## WHAT TO PRODUCE
Write out each line of the listing as it stands, without the images.

(Raw records)
+ + +

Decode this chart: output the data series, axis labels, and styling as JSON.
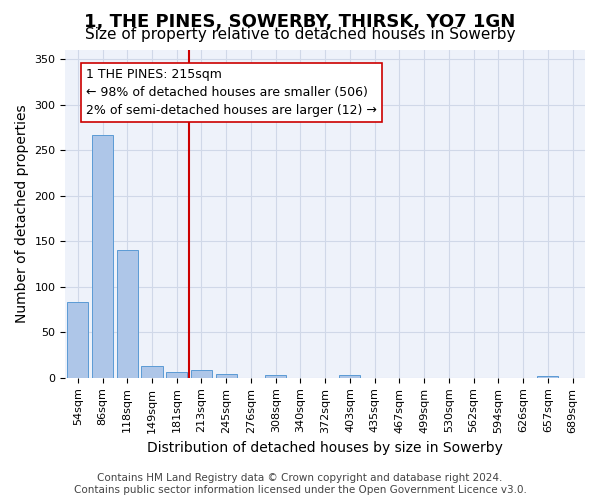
{
  "title": "1, THE PINES, SOWERBY, THIRSK, YO7 1GN",
  "subtitle": "Size of property relative to detached houses in Sowerby",
  "xlabel": "Distribution of detached houses by size in Sowerby",
  "ylabel": "Number of detached properties",
  "categories": [
    "54sqm",
    "86sqm",
    "118sqm",
    "149sqm",
    "181sqm",
    "213sqm",
    "245sqm",
    "276sqm",
    "308sqm",
    "340sqm",
    "372sqm",
    "403sqm",
    "435sqm",
    "467sqm",
    "499sqm",
    "530sqm",
    "562sqm",
    "594sqm",
    "626sqm",
    "657sqm",
    "689sqm"
  ],
  "values": [
    83,
    267,
    140,
    13,
    6,
    9,
    4,
    0,
    3,
    0,
    0,
    3,
    0,
    0,
    0,
    0,
    0,
    0,
    0,
    2,
    0
  ],
  "bar_color": "#aec6e8",
  "bar_edge_color": "#5b9bd5",
  "grid_color": "#d0d8e8",
  "background_color": "#eef2fa",
  "vline_index": 5,
  "vline_color": "#cc0000",
  "annotation_text": "1 THE PINES: 215sqm\n← 98% of detached houses are smaller (506)\n2% of semi-detached houses are larger (12) →",
  "annotation_box_color": "white",
  "annotation_box_edge": "#cc0000",
  "ylim": [
    0,
    360
  ],
  "yticks": [
    0,
    50,
    100,
    150,
    200,
    250,
    300,
    350
  ],
  "footer": "Contains HM Land Registry data © Crown copyright and database right 2024.\nContains public sector information licensed under the Open Government Licence v3.0.",
  "title_fontsize": 13,
  "subtitle_fontsize": 11,
  "xlabel_fontsize": 10,
  "ylabel_fontsize": 10,
  "tick_fontsize": 8,
  "annotation_fontsize": 9,
  "footer_fontsize": 7.5
}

+ + +

## REPLY
Decode this chart: output the data series, axis labels, and styling as JSON.
{
  "title": "1, THE PINES, SOWERBY, THIRSK, YO7 1GN",
  "subtitle": "Size of property relative to detached houses in Sowerby",
  "xlabel": "Distribution of detached houses by size in Sowerby",
  "ylabel": "Number of detached properties",
  "categories": [
    "54sqm",
    "86sqm",
    "118sqm",
    "149sqm",
    "181sqm",
    "213sqm",
    "245sqm",
    "276sqm",
    "308sqm",
    "340sqm",
    "372sqm",
    "403sqm",
    "435sqm",
    "467sqm",
    "499sqm",
    "530sqm",
    "562sqm",
    "594sqm",
    "626sqm",
    "657sqm",
    "689sqm"
  ],
  "values": [
    83,
    267,
    140,
    13,
    6,
    9,
    4,
    0,
    3,
    0,
    0,
    3,
    0,
    0,
    0,
    0,
    0,
    0,
    0,
    2,
    0
  ],
  "bar_color": "#aec6e8",
  "bar_edge_color": "#5b9bd5",
  "grid_color": "#d0d8e8",
  "background_color": "#eef2fa",
  "vline_index": 5,
  "vline_color": "#cc0000",
  "annotation_text": "1 THE PINES: 215sqm\n← 98% of detached houses are smaller (506)\n2% of semi-detached houses are larger (12) →",
  "annotation_box_color": "white",
  "annotation_box_edge": "#cc0000",
  "ylim": [
    0,
    360
  ],
  "yticks": [
    0,
    50,
    100,
    150,
    200,
    250,
    300,
    350
  ],
  "footer": "Contains HM Land Registry data © Crown copyright and database right 2024.\nContains public sector information licensed under the Open Government Licence v3.0.",
  "title_fontsize": 13,
  "subtitle_fontsize": 11,
  "xlabel_fontsize": 10,
  "ylabel_fontsize": 10,
  "tick_fontsize": 8,
  "annotation_fontsize": 9,
  "footer_fontsize": 7.5
}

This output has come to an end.